# YOUR GOAL:
Reproduce all entries precisely as they are written.

# RECORDS TO PROCESS:
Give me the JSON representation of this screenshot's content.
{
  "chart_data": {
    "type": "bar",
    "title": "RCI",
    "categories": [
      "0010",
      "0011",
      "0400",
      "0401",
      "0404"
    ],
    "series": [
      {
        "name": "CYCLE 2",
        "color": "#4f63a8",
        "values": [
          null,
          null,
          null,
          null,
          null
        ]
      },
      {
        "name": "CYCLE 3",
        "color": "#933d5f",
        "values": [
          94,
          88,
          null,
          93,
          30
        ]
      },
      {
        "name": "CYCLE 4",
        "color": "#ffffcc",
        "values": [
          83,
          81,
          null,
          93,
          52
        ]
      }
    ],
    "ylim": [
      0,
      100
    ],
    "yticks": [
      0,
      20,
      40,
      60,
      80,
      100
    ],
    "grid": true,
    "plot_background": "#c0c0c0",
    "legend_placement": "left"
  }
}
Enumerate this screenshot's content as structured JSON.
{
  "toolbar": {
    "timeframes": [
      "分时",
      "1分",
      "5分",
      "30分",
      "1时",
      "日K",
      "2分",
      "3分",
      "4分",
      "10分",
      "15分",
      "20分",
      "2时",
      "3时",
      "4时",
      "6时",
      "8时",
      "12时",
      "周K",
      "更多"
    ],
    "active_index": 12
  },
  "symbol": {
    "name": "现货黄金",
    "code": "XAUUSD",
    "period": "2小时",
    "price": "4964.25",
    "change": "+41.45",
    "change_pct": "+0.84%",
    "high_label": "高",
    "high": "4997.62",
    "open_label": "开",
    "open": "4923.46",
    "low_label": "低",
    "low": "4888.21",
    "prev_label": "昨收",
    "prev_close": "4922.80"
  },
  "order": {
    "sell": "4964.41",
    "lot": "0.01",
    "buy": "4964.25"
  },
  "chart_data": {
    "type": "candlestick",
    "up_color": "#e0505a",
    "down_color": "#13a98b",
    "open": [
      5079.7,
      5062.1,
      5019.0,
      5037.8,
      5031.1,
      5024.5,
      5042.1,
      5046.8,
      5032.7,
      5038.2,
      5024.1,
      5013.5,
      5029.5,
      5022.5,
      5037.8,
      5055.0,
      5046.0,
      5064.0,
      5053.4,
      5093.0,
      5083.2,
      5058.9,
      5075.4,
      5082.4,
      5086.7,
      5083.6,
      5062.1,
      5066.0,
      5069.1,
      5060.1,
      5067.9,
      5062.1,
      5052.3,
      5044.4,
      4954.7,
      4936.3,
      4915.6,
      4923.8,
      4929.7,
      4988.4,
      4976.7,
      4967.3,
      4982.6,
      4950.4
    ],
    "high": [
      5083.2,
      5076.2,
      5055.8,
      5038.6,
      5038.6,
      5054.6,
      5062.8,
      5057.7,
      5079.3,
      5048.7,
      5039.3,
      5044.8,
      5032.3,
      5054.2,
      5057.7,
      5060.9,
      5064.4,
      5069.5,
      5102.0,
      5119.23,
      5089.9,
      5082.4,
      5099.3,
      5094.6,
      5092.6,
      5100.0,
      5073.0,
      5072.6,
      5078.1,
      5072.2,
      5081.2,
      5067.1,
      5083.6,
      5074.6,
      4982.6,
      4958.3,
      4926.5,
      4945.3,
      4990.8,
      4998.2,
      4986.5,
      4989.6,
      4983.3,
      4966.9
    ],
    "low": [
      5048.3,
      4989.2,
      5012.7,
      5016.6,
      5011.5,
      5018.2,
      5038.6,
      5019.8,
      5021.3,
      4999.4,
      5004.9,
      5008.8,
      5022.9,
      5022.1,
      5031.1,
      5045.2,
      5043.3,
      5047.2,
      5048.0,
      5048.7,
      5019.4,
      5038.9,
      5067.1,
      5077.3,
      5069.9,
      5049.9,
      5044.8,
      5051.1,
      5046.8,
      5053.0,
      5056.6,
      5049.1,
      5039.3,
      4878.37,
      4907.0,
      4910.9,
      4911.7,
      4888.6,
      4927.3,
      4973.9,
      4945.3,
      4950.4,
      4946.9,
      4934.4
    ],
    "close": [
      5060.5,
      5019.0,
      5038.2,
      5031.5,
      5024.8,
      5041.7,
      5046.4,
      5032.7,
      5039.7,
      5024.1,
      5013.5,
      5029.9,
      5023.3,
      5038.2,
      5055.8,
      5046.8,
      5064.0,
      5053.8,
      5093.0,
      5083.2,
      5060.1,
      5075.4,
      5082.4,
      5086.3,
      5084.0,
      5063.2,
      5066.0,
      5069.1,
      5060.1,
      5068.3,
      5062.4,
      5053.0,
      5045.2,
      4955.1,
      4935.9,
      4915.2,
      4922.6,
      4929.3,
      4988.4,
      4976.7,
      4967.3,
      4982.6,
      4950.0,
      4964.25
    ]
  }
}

# THE OUTPUT:
Give me the JSON representation of this screenshot's content.
{
  "chart_data": {
    "type": "bar",
    "title": "RCI",
    "categories": [
      "0010",
      "0011",
      "0400",
      "0401",
      "0404"
    ],
    "series": [
      {
        "name": "CYCLE 2",
        "color": "#4f63a8",
        "values": [
          null,
          null,
          null,
          null,
          null
        ]
      },
      {
        "name": "CYCLE 3",
        "color": "#933d5f",
        "values": [
          94,
          88,
          null,
          93,
          30
        ]
      },
      {
        "name": "CYCLE 4",
        "color": "#ffffcc",
        "values": [
          83,
          81,
          null,
          93,
          52
        ]
      }
    ],
    "ylim": [
      0,
      100
    ],
    "yticks": [
      0,
      20,
      40,
      60,
      80,
      100
    ],
    "grid": true,
    "plot_background": "#c0c0c0",
    "legend_placement": "left"
  }
}
Enumerate this screenshot's content as structured JSON.
{
  "toolbar": {
    "timeframes": [
      "分时",
      "1分",
      "5分",
      "30分",
      "1时",
      "日K",
      "2分",
      "3分",
      "4分",
      "10分",
      "15分",
      "20分",
      "2时",
      "3时",
      "4时",
      "6时",
      "8时",
      "12时",
      "周K",
      "更多"
    ],
    "active_index": 12
  },
  "symbol": {
    "name": "现货黄金",
    "code": "XAUUSD",
    "period": "2小时",
    "price": "4964.25",
    "change": "+41.45",
    "change_pct": "+0.84%",
    "high_label": "高",
    "high": "4997.62",
    "open_label": "开",
    "open": "4923.46",
    "low_label": "低",
    "low": "4888.21",
    "prev_label": "昨收",
    "prev_close": "4922.80"
  },
  "order": {
    "sell": "4964.41",
    "lot": "0.01",
    "buy": "4964.25"
  },
  "chart_data": {
    "type": "candlestick",
    "up_color": "#e0505a",
    "down_color": "#13a98b",
    "open": [
      5079.7,
      5062.1,
      5019.0,
      5037.8,
      5031.1,
      5024.5,
      5042.1,
      5046.8,
      5032.7,
      5038.2,
      5024.1,
      5013.5,
      5029.5,
      5022.5,
      5037.8,
      5055.0,
      5046.0,
      5064.0,
      5053.4,
      5093.0,
      5083.2,
      5058.9,
      5075.4,
      5082.4,
      5086.7,
      5083.6,
      5062.1,
      5066.0,
      5069.1,
      5060.1,
      5067.9,
      5062.1,
      5052.3,
      5044.4,
      4954.7,
      4936.3,
      4915.6,
      4923.8,
      4929.7,
      4988.4,
      4976.7,
      4967.3,
      4982.6,
      4950.4
    ],
    "high": [
      5083.2,
      5076.2,
      5055.8,
      5038.6,
      5038.6,
      5054.6,
      5062.8,
      5057.7,
      5079.3,
      5048.7,
      5039.3,
      5044.8,
      5032.3,
      5054.2,
      5057.7,
      5060.9,
      5064.4,
      5069.5,
      5102.0,
      5119.23,
      5089.9,
      5082.4,
      5099.3,
      5094.6,
      5092.6,
      5100.0,
      5073.0,
      5072.6,
      5078.1,
      5072.2,
      5081.2,
      5067.1,
      5083.6,
      5074.6,
      4982.6,
      4958.3,
      4926.5,
      4945.3,
      4990.8,
      4998.2,
      4986.5,
      4989.6,
      4983.3,
      4966.9
    ],
    "low": [
      5048.3,
      4989.2,
      5012.7,
      5016.6,
      5011.5,
      5018.2,
      5038.6,
      5019.8,
      5021.3,
      4999.4,
      5004.9,
      5008.8,
      5022.9,
      5022.1,
      5031.1,
      5045.2,
      5043.3,
      5047.2,
      5048.0,
      5048.7,
      5019.4,
      5038.9,
      5067.1,
      5077.3,
      5069.9,
      5049.9,
      5044.8,
      5051.1,
      5046.8,
      5053.0,
      5056.6,
      5049.1,
      5039.3,
      4878.37,
      4907.0,
      4910.9,
      4911.7,
      4888.6,
      4927.3,
      4973.9,
      4945.3,
      4950.4,
      4946.9,
      4934.4
    ],
    "close": [
      5060.5,
      5019.0,
      5038.2,
      5031.5,
      5024.8,
      5041.7,
      5046.4,
      5032.7,
      5039.7,
      5024.1,
      5013.5,
      5029.9,
      5023.3,
      5038.2,
      5055.8,
      5046.8,
      5064.0,
      5053.8,
      5093.0,
      5083.2,
      5060.1,
      5075.4,
      5082.4,
      5086.3,
      5084.0,
      5063.2,
      5066.0,
      5069.1,
      5060.1,
      5068.3,
      5062.4,
      5053.0,
      5045.2,
      4955.1,
      4935.9,
      4915.2,
      4922.6,
      4929.3,
      4988.4,
      4976.7,
      4967.3,
      4982.6,
      4950.0,
      4964.25
    ]
  }
}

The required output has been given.